# APPLY WHAT YOU READ
**A.** Retype the OpenStack discussion from "Native DHCP and" to "simplify Hadoop consumption.".
**B.** Put this sentence from the OpenStack discussion into Spanish: "Sahara is a set of tools to simplify Hadoop consumption."
**C.** Carry on writing the OpenStack discussion from its final sentence.

-------- TEXT SECTION --------

Native DHCP and overlay? Last I checked Neutron used dnsmasq and
openvswitch, but it has been a few months, and I know that is an eon in
OpenStack time.

> > Cinder is a set of tools to abstract block-device implementations.
> > Trove is a set of tools to simplify consumption of existing databases.
> > Sahara is a set of tools to simplify Hadoop consumption.
> > Swift is a feature-complete implementation of object storage, none of
> > which existed when it was started.
> 
> Swift was started in 2009; Eucalyptus goes back to 2007, with Walrus
> part of that - I haven't checked precise dates, but I'm pretty sure
> that it existed and was usable by the start of 2009. There may well be
> other object storage implementations too - I simply haven't checked.
> 

Indeed, and MogileFS was sort of like Swift but not HTTP based. Perhaps
Walrus was evaluated and inadequate for the CloudFiles product
requirements? I don't know. But there weren't de-facto object stores
at the time because object stores were just becoming popular.

> > Keystone supports all of the above, unifying their auth.
> 
> And implementing an IdP (which I know they want to stop doing ;)). And
> in fact lots of OpenStack projects, for various reasons support *not*
> using Keystone (something that bugs me, but thats a different
> discussion).
> 

My point was it is justified to have a whole implementation and not
just abstraction because it is meant to enable the ecosystem, not _be_
the ecosystem. I actually think Keystone is problematic too, and I often
wonder why we haven't just do OAuth, but I'm not trying to throw every
project under the bus. I'm trying to state that we accept Keystone because
it has grown organically to support the needs of all the other pieces.

> > Horizon supports all of the above, unifying their GUI.
> >
> > Ceilometer is a complete implementation of data collection and alerting.
> > There is no shortage of implementations that exist already.
> >
> > I'm also core on two projects that are getting some push back these
> > days:
> >
> > Heat is a complete implementation of orchestration. There are at least a
> > few of these already in existence, though not as many as their are data
> > collection and alerting systems.
> >
> > TripleO is an attempt to deploy OpenStack using tools that OpenStack
> > provides. There are already quite a few other tools that _can_ deploy
> > OpenStack, so it stands to reason that people will question why we
> > don't just use those. It is my hope we'll push more into the "unifying
> > the implementations" space and withdraw a bit from the "implementing
> > stuff" space.

-------- DATASET CONTENT --------

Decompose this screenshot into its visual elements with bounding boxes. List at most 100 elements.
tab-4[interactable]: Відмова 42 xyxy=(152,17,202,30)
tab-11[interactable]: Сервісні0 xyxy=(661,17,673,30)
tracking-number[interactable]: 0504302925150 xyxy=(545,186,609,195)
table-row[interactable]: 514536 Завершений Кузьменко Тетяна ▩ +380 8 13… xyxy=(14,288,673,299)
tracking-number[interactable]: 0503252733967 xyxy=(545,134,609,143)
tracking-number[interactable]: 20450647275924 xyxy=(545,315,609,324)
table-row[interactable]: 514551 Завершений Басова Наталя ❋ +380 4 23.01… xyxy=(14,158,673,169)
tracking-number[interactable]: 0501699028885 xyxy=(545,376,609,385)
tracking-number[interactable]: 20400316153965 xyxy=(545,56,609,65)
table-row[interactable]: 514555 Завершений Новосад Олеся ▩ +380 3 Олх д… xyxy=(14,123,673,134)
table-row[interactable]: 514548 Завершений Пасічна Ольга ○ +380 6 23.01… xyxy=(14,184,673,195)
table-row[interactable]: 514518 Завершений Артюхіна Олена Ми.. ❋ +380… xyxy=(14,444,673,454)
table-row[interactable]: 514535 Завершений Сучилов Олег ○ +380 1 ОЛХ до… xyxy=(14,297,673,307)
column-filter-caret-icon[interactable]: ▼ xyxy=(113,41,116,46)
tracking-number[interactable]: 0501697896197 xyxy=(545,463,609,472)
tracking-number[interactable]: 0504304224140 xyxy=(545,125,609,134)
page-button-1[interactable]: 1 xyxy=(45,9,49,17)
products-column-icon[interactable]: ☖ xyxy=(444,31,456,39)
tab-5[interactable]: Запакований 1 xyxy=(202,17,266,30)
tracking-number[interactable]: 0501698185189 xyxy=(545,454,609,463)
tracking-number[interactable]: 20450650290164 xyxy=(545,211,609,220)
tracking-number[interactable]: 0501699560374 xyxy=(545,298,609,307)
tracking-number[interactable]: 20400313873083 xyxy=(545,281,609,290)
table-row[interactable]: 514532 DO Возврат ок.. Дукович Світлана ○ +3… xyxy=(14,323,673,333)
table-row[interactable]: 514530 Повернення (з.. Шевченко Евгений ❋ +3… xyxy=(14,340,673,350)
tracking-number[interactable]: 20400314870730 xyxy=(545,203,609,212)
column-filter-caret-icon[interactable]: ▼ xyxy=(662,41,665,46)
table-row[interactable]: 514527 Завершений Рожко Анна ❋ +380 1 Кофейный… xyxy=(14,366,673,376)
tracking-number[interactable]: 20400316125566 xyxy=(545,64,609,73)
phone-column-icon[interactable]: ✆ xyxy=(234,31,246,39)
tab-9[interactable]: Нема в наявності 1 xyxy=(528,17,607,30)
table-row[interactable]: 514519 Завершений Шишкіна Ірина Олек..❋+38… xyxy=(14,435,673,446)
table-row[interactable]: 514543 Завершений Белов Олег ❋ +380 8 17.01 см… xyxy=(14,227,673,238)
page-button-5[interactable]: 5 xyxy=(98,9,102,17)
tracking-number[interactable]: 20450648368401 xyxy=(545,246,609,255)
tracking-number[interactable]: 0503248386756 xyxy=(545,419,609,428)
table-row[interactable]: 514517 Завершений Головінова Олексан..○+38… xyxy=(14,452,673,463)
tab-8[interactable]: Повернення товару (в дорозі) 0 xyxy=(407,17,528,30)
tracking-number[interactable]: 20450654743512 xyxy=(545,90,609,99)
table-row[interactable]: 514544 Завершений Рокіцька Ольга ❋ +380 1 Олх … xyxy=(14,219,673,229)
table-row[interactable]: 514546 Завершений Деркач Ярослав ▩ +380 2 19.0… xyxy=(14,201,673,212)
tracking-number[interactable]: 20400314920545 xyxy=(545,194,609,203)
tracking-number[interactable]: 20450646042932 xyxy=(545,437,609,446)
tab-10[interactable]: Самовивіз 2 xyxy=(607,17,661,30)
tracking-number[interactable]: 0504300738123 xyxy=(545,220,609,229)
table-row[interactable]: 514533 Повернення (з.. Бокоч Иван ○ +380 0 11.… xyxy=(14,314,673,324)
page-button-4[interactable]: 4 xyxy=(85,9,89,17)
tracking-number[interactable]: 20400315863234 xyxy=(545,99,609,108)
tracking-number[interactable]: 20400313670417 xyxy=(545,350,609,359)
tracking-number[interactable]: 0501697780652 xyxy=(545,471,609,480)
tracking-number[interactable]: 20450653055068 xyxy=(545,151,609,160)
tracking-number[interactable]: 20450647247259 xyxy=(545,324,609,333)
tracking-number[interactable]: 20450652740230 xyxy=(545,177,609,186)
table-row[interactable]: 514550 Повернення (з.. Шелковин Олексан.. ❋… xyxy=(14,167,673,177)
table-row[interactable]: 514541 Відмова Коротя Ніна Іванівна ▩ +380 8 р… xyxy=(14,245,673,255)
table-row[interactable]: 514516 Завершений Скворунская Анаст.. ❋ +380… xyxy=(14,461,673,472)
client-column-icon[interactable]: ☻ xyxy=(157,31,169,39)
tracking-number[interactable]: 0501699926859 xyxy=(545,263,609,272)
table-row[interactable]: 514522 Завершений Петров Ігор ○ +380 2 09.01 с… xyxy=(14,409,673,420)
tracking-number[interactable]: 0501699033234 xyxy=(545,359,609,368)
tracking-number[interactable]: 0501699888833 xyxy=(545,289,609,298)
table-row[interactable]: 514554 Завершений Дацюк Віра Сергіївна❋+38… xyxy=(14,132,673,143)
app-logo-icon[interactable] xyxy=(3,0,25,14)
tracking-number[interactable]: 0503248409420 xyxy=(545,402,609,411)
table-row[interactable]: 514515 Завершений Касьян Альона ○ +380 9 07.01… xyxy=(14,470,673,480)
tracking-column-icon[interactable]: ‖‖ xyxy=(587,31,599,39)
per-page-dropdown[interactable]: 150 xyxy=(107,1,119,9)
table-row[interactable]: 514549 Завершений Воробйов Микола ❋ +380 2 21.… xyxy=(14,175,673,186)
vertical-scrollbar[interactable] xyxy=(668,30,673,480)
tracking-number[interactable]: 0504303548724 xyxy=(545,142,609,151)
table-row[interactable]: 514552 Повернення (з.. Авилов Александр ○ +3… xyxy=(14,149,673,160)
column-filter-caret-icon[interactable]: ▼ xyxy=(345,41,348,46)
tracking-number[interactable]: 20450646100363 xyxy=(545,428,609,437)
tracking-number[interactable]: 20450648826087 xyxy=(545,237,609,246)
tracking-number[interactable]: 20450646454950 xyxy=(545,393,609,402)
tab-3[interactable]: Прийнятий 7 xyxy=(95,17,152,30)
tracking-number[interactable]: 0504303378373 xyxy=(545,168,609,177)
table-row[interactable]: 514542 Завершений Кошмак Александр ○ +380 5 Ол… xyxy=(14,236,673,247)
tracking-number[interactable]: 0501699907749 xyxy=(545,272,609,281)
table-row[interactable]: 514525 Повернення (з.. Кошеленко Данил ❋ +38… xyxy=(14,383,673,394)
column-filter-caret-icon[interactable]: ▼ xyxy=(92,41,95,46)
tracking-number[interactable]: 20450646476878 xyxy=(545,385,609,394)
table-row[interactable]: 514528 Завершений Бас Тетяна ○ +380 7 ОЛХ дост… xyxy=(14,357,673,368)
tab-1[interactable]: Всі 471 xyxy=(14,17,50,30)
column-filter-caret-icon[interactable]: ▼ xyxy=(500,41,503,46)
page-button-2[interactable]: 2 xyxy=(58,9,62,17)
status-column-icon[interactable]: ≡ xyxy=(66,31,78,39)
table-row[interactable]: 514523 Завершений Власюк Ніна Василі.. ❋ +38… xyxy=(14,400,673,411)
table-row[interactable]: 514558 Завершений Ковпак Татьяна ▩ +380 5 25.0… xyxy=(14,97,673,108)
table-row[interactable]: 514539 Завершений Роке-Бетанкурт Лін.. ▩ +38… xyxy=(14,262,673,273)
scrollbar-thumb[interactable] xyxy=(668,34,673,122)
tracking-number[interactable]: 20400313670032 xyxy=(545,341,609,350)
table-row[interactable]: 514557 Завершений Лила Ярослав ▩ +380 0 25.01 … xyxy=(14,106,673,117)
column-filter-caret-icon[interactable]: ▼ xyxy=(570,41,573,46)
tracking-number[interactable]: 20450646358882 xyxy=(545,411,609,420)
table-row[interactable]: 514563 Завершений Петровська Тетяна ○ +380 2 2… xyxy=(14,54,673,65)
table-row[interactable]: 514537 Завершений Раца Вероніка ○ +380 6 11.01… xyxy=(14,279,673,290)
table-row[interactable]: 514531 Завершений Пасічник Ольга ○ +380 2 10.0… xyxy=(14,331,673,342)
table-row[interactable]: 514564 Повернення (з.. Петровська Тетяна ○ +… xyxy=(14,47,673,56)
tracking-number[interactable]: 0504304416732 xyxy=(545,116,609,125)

--------

# ANSWERS TO THE EXERCISE
**A.**
Native DHCP and overlay? Last I checked Neutron used dnsmasq and
openvswitch, but it has been a few months, and I know that is an eon in
OpenStack time.

> > Cinder is a set of tools to abstract block-device implementations.
> > Trove is a set of tools to simplify consumption of existing databases.
> > Sahara is a set of tools to simplify Hadoop consumption.

**B.** Sahara es un conjunto de herramientas para simplificar el consumo de Hadoop.

**C.**
> >
> > So, you see, people are happy to unify around a single abstraction, but
> > not so much around a brand new implementation of things that already
> > exist.
> 
> If the other examples we had were a lot purer, this explanation would
> make sense. I think there's more to it than that though :).
> 

If purity is required to show a difference, then I don't think I know
how to demonstrate what I think is obvious to most of us: Ceilometer
is an end to end implementation of things that exist in many battle
tested implementations. I struggle to think of another component of
OpenStack that has this distinction.

> What exactly, I don't know, but its just too easy an answer, and one
> that doesn't stand up to non-trivial examination :(.
> 
> I'd like to see more unification of implementations in TripleO - but I
> still believe our basic principle of using OpenStack technologies that
> already exist in preference to third party ones is still sound, and
> offers substantial dogfood and virtuous circle benefits.
> 

Right, agree 100%. What I'm trying to say is, because we are using the TC
approved "winners", the unknowns and the "not developed in our ecosystem"
tools are all framed as losers. Given that, it should come as no surprise
that we have no other tools participating themselves.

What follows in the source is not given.